# EXERCISE TASK
State how many lines of the listing below include the word "true". Give only the number.

--- start ---

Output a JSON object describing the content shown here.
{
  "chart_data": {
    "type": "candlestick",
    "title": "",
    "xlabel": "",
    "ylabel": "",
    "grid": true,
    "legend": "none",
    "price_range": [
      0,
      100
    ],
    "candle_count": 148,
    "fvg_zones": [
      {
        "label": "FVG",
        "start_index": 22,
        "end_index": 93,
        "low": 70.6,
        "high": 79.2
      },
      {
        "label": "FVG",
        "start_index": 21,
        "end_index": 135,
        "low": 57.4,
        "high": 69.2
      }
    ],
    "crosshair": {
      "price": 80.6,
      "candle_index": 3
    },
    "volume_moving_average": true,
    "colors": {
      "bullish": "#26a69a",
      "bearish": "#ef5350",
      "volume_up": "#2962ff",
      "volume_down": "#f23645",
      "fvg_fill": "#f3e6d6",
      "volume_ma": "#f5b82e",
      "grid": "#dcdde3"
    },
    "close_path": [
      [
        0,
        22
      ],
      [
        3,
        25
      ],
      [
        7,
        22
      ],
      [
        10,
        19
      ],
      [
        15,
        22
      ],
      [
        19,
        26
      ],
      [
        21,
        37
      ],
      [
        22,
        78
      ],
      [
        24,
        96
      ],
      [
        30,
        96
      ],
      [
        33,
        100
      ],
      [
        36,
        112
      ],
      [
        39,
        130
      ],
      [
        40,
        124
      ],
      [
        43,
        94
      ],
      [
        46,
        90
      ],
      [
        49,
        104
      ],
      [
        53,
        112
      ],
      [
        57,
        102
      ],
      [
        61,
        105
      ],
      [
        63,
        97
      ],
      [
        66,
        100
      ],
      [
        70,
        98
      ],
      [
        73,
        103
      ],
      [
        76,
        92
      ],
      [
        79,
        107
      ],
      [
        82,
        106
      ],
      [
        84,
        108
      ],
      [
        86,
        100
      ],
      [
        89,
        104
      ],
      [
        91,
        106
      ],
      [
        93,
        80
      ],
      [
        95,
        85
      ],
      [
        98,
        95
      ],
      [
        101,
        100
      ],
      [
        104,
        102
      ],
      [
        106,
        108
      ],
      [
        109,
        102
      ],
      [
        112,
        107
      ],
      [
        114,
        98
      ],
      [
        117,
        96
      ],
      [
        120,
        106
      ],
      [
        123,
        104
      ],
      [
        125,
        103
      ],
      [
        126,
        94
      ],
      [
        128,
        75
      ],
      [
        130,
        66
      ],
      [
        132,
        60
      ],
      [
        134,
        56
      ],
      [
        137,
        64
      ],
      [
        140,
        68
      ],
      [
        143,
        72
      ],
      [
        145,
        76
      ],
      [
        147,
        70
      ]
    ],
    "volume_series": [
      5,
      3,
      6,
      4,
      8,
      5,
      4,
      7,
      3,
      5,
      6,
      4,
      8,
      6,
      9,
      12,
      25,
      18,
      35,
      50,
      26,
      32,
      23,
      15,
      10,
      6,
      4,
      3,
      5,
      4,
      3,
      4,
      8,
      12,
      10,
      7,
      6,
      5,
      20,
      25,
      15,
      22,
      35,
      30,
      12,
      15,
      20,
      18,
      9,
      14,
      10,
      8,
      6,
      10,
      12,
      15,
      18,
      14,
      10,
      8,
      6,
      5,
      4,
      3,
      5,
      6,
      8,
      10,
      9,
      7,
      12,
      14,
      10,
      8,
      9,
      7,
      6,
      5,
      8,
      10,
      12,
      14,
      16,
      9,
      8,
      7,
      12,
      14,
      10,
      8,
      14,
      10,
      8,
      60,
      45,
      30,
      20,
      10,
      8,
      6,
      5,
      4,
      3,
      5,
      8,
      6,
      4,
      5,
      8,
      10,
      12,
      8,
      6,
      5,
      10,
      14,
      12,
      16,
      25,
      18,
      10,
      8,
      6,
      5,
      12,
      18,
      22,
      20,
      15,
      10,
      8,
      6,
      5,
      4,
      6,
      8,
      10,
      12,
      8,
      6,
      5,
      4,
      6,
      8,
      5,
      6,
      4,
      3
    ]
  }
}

--- end ---

# COMPLETE RESPONSE
2